(WHAT YOU ARE ASKED TO DO): Identify and reproduce every line holding the string "title".

(DATA IN THIS EXERCISE):
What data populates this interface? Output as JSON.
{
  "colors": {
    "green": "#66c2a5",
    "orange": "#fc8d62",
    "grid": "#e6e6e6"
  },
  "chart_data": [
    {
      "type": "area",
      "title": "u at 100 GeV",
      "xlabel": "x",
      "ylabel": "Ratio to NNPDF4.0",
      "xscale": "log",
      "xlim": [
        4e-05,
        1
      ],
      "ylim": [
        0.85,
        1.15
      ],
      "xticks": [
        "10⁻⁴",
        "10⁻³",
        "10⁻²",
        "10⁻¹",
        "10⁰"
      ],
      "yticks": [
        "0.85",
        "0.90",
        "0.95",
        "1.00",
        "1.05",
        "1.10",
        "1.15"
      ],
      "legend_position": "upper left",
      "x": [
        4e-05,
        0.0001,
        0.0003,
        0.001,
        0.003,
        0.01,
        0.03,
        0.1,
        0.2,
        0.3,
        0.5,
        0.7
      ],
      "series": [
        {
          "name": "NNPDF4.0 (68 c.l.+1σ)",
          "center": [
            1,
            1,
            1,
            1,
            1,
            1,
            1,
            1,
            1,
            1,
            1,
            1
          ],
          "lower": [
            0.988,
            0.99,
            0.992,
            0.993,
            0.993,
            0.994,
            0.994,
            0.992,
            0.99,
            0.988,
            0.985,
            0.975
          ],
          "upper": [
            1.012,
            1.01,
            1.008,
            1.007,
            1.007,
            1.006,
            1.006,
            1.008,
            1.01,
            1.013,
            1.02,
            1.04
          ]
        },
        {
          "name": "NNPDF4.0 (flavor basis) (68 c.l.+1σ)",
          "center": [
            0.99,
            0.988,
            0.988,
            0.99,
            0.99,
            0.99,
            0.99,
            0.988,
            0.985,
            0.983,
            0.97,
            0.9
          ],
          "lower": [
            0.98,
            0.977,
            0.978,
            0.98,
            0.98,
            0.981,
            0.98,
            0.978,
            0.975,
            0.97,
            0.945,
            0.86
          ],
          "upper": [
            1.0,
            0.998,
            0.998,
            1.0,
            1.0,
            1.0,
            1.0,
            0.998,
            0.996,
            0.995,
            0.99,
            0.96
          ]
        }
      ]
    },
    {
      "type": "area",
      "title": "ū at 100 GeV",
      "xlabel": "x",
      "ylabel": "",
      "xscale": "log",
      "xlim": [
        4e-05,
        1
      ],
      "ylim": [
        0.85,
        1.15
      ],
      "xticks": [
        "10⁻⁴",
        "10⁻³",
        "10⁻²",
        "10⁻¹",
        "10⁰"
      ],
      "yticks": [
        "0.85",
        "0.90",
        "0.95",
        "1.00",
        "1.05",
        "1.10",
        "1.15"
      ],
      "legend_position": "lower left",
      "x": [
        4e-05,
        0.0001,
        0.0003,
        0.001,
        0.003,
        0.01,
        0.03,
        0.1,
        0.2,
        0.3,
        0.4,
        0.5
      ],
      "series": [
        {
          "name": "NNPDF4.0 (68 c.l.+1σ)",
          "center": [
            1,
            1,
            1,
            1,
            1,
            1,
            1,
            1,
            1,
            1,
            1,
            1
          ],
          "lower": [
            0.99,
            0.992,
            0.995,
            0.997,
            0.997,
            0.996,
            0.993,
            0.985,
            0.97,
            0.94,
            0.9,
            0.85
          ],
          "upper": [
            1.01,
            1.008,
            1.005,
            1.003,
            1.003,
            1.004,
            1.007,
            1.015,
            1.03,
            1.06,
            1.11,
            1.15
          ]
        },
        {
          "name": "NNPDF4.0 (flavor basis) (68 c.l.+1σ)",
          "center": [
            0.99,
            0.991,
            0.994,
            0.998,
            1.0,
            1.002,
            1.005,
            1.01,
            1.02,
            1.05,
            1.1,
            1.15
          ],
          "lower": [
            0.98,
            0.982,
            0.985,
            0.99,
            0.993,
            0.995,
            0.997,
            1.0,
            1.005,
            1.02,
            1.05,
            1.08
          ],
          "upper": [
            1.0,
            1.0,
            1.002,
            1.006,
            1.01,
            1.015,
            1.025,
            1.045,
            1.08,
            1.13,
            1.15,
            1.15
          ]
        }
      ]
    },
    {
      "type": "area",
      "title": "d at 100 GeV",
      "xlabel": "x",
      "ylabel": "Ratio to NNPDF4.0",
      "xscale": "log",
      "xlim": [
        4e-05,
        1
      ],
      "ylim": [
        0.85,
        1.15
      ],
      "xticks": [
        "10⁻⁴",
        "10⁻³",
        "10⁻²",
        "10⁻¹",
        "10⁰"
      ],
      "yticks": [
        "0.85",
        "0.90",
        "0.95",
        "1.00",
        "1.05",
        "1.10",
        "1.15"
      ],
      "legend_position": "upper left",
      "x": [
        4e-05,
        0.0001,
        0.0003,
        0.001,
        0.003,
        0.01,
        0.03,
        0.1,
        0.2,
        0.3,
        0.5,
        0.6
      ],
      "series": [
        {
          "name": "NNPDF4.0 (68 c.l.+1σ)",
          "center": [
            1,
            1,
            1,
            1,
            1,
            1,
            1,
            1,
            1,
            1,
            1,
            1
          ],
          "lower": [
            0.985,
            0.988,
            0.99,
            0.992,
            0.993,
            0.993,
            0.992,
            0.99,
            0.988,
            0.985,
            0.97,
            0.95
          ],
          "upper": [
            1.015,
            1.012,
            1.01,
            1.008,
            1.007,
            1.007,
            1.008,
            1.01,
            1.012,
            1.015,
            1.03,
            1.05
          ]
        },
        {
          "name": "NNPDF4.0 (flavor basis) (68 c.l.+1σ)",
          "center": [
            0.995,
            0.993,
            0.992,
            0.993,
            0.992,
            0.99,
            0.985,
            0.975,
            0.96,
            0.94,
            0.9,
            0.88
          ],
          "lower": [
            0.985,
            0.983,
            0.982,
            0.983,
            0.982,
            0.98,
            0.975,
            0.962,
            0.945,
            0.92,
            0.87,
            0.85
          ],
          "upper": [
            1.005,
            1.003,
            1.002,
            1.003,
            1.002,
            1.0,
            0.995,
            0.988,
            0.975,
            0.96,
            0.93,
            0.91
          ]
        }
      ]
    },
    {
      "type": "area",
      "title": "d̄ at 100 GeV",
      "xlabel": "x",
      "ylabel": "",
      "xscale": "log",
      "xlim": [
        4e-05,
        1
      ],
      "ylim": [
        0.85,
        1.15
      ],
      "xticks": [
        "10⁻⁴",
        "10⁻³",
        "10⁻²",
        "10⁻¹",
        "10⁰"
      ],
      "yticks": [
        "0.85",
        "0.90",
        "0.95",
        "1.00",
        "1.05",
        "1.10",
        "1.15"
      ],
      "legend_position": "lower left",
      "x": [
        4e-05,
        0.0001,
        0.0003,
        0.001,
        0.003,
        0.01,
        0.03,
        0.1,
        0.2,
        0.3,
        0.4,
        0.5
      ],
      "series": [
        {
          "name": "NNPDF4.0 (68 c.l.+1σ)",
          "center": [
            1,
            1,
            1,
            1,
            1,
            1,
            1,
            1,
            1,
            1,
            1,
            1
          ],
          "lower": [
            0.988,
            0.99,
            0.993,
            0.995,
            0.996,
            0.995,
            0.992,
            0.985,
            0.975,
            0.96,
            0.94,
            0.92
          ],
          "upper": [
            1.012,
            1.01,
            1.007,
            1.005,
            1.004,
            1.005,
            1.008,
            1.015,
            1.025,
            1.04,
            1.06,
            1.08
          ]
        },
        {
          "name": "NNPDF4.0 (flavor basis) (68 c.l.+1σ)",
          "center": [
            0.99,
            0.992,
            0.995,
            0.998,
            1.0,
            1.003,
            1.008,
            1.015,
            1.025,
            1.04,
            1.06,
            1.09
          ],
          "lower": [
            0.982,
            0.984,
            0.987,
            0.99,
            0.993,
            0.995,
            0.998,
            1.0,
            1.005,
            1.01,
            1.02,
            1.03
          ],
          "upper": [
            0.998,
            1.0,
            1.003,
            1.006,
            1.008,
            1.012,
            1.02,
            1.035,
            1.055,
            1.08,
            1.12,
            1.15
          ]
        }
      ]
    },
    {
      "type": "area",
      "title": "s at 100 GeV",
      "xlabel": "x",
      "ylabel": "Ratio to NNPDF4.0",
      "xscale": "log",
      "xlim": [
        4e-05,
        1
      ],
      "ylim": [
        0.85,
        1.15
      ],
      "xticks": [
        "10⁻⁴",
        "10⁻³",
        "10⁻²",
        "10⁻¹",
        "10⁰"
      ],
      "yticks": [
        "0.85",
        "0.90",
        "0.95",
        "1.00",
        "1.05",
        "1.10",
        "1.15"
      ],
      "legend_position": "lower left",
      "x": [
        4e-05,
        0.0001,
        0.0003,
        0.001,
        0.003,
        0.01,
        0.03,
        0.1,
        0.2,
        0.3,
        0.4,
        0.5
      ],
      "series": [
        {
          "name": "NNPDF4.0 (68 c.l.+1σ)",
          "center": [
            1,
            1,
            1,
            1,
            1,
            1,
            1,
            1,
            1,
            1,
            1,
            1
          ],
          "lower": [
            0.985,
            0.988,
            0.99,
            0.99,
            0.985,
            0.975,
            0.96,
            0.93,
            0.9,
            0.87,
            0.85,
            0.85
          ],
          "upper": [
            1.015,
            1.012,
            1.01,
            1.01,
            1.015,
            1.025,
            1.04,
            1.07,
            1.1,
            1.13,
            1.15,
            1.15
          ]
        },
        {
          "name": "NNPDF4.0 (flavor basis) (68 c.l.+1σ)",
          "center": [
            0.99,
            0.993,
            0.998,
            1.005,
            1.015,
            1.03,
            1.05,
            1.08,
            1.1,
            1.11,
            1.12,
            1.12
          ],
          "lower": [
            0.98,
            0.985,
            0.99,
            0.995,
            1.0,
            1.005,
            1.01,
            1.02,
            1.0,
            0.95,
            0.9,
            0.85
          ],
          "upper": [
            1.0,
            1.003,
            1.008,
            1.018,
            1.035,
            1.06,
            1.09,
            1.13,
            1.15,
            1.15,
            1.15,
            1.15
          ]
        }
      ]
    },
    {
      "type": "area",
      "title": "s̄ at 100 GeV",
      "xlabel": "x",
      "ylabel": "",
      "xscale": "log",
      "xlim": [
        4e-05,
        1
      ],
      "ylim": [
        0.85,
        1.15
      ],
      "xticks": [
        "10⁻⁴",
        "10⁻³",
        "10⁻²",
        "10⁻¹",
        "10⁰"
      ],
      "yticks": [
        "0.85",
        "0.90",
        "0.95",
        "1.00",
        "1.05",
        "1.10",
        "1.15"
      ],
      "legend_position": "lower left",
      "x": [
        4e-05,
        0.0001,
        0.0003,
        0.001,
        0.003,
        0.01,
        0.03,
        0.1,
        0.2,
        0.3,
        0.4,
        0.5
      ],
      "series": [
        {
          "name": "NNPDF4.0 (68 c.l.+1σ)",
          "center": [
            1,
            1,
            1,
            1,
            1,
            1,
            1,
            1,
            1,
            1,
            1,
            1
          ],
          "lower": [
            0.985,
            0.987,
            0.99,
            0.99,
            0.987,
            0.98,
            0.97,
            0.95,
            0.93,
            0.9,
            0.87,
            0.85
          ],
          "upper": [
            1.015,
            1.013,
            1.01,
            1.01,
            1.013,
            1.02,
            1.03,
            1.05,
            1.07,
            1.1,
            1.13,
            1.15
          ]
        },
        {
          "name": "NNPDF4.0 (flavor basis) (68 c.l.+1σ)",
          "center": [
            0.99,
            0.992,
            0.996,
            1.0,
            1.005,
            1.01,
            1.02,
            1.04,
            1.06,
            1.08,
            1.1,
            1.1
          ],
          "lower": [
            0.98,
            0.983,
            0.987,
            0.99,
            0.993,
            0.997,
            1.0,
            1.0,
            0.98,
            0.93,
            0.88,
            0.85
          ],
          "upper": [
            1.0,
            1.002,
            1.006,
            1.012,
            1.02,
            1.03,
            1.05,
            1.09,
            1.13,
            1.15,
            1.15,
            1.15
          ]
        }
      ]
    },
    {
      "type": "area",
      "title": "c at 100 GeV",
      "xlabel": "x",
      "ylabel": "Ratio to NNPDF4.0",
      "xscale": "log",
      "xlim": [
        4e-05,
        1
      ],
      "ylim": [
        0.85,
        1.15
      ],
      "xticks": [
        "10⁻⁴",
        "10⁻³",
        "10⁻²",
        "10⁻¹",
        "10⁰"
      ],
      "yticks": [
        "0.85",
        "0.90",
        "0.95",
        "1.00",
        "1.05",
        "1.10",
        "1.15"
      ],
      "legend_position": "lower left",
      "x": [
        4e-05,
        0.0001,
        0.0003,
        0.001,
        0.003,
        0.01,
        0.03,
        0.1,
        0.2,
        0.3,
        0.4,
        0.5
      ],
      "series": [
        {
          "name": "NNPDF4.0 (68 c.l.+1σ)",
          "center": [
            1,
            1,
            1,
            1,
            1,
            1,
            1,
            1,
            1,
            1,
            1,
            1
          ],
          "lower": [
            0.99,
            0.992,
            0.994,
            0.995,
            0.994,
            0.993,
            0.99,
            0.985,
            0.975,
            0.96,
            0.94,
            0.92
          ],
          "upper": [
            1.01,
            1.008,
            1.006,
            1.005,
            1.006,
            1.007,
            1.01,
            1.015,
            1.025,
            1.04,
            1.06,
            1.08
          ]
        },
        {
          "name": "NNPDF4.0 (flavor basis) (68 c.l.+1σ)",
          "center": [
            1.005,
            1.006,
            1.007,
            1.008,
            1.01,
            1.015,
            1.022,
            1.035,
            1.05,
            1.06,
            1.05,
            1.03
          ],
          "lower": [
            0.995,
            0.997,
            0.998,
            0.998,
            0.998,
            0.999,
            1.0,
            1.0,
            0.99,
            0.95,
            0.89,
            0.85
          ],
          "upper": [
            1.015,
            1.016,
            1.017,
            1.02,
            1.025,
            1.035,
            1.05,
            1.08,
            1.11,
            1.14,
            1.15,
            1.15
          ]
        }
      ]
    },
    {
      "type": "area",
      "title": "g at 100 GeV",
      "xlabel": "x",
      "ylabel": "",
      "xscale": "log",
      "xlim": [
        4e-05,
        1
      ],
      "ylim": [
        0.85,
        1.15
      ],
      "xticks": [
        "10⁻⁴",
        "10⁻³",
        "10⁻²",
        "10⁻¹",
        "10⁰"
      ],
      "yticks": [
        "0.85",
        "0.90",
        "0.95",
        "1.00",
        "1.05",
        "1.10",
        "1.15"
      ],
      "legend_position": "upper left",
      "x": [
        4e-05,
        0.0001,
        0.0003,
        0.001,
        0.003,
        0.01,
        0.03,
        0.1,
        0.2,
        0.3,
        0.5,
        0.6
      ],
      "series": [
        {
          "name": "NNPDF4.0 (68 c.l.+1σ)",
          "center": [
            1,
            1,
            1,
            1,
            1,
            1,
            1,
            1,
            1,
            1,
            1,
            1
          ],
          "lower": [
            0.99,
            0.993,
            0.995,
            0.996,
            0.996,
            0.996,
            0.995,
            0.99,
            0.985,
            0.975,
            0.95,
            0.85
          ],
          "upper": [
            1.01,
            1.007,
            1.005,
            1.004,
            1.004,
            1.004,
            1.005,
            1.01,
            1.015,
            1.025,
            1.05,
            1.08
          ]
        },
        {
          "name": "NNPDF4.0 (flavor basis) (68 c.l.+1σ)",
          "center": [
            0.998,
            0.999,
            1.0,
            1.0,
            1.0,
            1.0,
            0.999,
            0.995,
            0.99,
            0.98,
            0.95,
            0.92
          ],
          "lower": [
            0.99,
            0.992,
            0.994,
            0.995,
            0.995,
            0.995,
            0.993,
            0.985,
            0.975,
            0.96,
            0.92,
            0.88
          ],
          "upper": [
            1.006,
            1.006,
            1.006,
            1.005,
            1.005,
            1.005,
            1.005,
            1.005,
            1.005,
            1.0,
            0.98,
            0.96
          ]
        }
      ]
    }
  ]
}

(EXPECTED OUTPUT):
      "title": "u at 100 GeV",
      "title": "ū at 100 GeV",
      "title": "d at 100 GeV",
      "title": "d̄ at 100 GeV",
      "title": "s at 100 GeV",
      "title": "s̄ at 100 GeV",
      "title": "c at 100 GeV",
      "title": "g at 100 GeV",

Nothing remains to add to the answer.